(Extracted records)
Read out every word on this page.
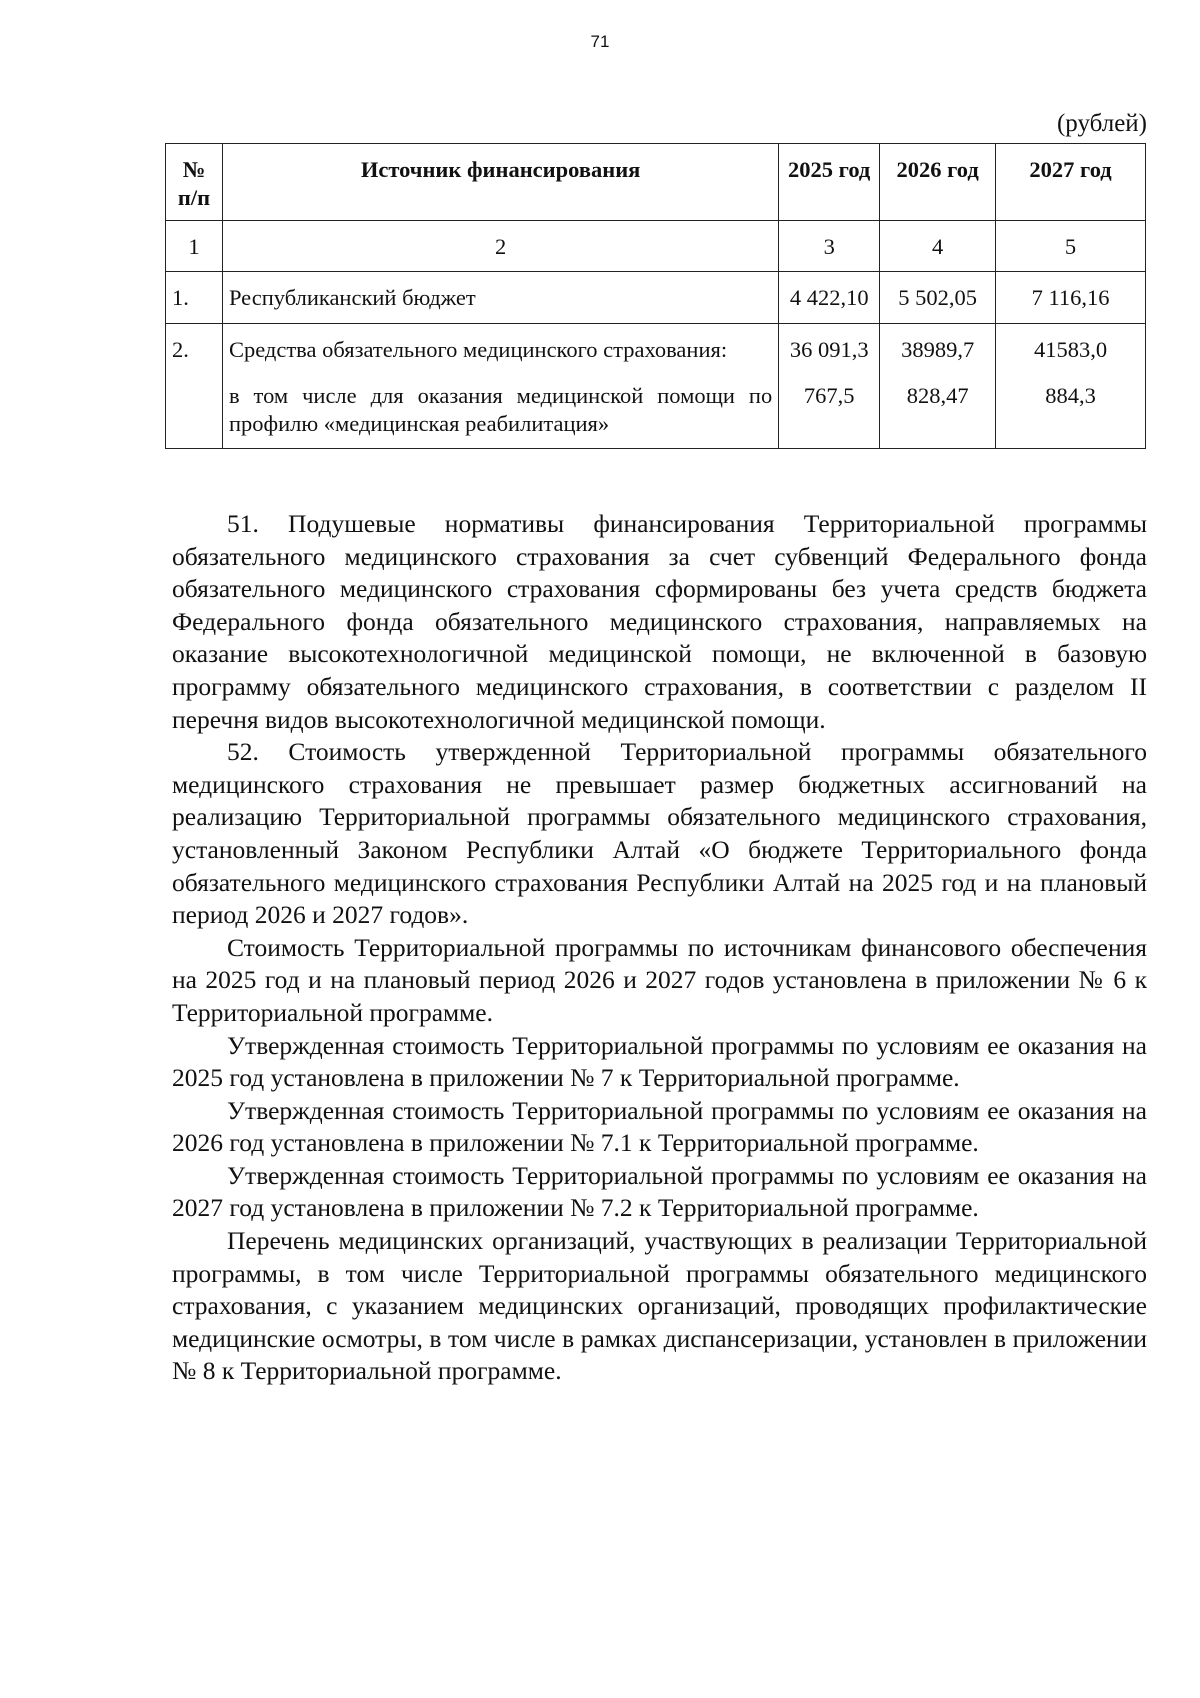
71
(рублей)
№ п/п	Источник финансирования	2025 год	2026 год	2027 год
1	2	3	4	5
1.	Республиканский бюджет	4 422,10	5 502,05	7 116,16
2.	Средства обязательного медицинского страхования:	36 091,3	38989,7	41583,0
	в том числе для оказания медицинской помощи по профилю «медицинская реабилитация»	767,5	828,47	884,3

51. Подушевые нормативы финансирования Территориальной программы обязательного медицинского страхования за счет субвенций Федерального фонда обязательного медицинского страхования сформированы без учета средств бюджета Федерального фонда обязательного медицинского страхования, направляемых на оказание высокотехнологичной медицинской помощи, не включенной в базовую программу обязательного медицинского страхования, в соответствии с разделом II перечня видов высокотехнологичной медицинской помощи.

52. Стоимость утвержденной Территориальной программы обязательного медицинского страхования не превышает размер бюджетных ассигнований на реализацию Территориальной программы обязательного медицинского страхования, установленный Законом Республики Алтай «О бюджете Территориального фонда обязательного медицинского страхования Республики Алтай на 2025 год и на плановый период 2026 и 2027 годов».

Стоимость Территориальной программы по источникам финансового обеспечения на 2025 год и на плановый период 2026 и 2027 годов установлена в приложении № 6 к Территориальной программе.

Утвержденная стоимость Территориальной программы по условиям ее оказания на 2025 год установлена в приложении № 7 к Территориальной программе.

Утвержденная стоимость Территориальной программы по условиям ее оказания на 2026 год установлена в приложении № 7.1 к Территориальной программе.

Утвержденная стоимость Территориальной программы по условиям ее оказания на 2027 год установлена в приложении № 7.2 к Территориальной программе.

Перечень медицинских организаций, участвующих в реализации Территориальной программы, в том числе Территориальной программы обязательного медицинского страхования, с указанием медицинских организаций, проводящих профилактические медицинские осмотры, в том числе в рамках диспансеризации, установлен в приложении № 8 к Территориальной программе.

---

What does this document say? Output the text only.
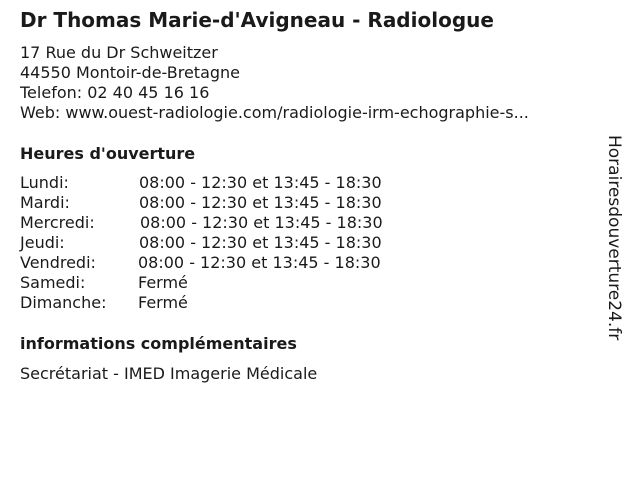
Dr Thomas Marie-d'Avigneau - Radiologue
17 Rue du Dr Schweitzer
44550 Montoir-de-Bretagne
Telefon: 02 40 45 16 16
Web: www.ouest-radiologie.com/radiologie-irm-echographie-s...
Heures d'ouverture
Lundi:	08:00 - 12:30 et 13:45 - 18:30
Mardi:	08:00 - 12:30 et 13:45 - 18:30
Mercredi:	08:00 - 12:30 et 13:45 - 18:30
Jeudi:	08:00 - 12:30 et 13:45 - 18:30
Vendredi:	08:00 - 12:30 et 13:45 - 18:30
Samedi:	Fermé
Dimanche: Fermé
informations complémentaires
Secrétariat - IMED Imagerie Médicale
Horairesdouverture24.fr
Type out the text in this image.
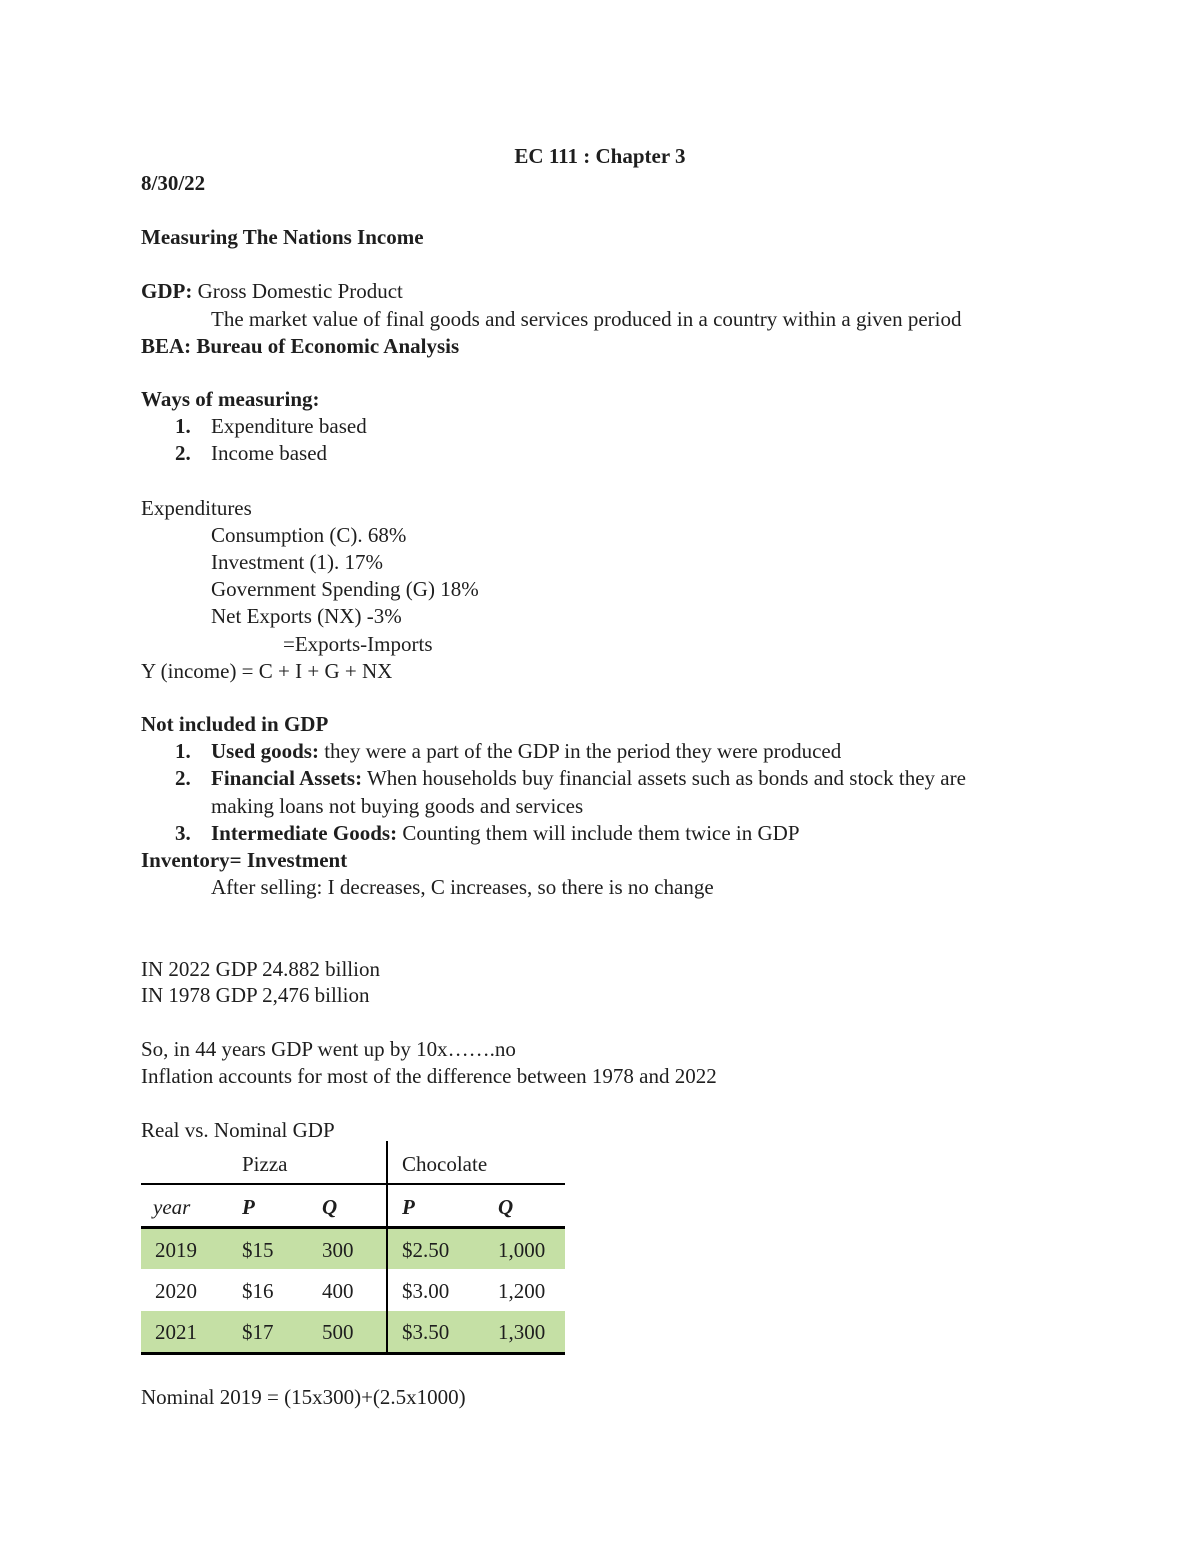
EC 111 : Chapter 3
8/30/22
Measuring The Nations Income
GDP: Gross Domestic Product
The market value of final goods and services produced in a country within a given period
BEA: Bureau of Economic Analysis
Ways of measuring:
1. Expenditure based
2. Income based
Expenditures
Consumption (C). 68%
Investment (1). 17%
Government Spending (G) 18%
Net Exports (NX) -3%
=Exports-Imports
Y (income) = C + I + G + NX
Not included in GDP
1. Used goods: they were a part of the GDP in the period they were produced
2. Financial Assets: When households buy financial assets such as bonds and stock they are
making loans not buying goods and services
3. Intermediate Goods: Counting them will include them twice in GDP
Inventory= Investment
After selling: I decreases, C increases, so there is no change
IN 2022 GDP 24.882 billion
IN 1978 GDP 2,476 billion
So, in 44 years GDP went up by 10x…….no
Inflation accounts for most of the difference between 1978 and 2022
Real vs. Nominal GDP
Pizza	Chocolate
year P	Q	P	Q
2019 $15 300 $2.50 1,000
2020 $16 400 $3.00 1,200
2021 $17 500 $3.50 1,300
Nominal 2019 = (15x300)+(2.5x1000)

---

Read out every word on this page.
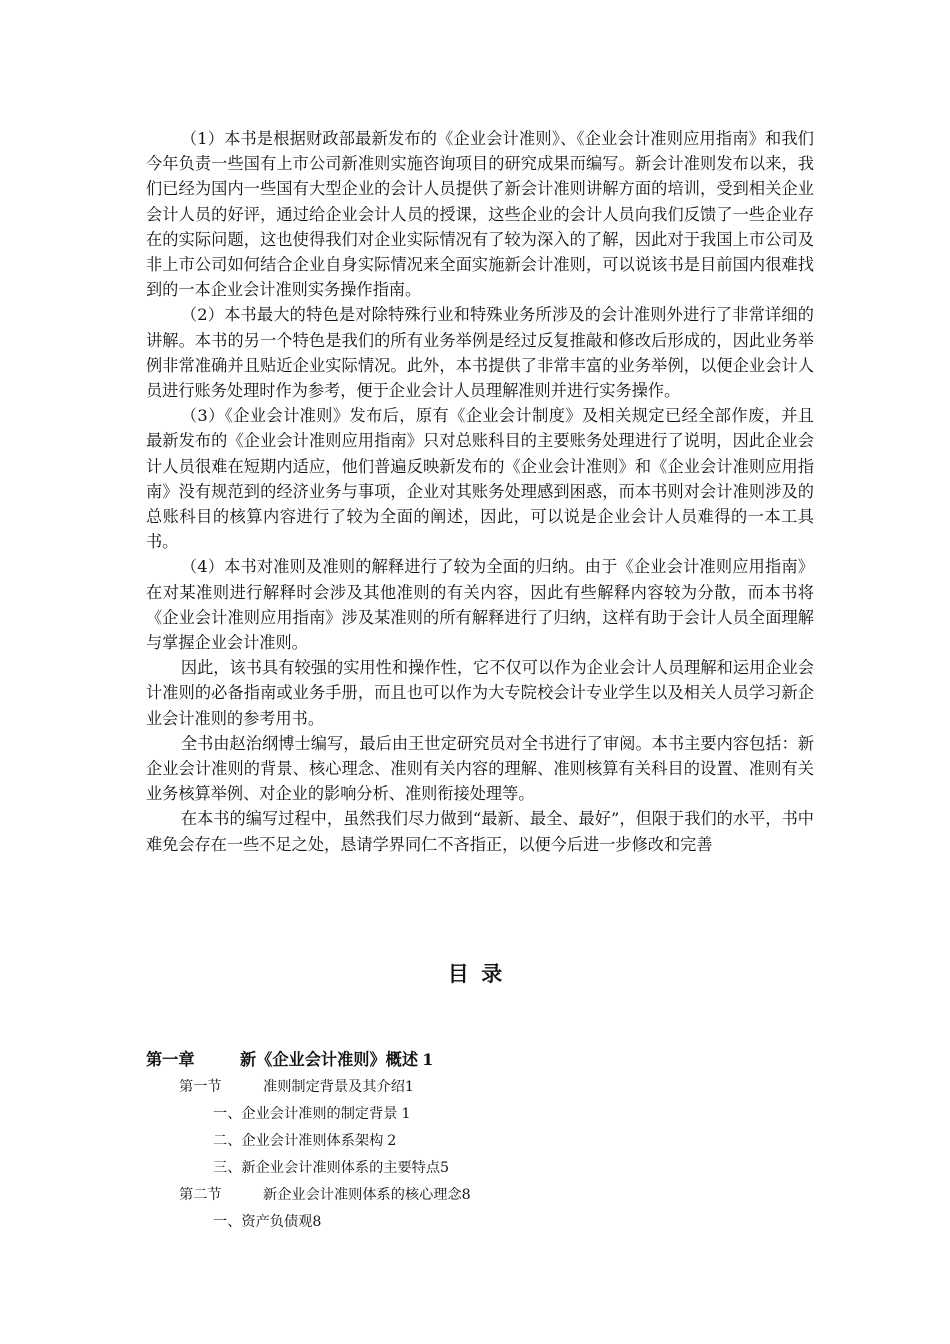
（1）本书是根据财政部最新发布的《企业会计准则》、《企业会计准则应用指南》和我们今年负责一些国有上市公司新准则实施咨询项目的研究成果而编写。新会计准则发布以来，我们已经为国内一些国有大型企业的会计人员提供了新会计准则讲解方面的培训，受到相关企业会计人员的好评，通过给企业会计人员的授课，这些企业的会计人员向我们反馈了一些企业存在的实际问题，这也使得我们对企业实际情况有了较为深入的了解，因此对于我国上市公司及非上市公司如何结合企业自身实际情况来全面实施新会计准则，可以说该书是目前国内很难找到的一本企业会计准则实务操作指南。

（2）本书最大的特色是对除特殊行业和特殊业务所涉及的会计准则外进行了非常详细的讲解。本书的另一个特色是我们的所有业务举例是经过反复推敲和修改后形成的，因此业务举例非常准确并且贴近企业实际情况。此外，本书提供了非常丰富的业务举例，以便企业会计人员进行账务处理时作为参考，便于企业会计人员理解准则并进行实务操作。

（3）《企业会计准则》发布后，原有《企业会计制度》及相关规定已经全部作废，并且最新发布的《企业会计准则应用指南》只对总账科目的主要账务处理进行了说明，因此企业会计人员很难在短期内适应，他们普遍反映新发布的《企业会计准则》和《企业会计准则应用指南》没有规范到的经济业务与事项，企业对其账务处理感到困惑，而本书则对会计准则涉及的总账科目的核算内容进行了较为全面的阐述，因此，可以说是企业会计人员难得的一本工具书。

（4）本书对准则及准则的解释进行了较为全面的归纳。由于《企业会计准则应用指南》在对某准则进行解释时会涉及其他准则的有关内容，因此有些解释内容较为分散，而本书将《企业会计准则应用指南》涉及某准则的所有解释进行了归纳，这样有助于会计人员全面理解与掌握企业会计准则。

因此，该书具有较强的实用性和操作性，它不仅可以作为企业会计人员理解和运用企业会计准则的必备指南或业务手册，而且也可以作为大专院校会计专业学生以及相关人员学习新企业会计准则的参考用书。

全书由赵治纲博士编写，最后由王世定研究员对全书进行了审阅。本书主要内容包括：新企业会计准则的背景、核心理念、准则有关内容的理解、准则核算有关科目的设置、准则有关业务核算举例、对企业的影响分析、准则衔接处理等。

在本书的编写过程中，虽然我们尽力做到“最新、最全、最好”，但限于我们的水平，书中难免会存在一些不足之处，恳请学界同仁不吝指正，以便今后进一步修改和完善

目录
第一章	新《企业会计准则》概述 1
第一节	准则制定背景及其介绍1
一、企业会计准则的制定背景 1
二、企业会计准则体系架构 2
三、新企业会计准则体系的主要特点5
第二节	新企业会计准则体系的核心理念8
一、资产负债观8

▶ **Brief**:
Return a copy of every line that includes the word "условиям".

▶ **Full solution**:
Утвержденная стоимость Территориальной программы по условиям ее оказания на 2025 год установлена в приложении № 7 к Территориальной программе.
Утвержденная стоимость Территориальной программы по условиям ее оказания на 2026 год установлена в приложении № 7.1 к Территориальной программе.
Утвержденная стоимость Территориальной программы по условиям ее оказания на 2027 год установлена в приложении № 7.2 к Территориальной программе.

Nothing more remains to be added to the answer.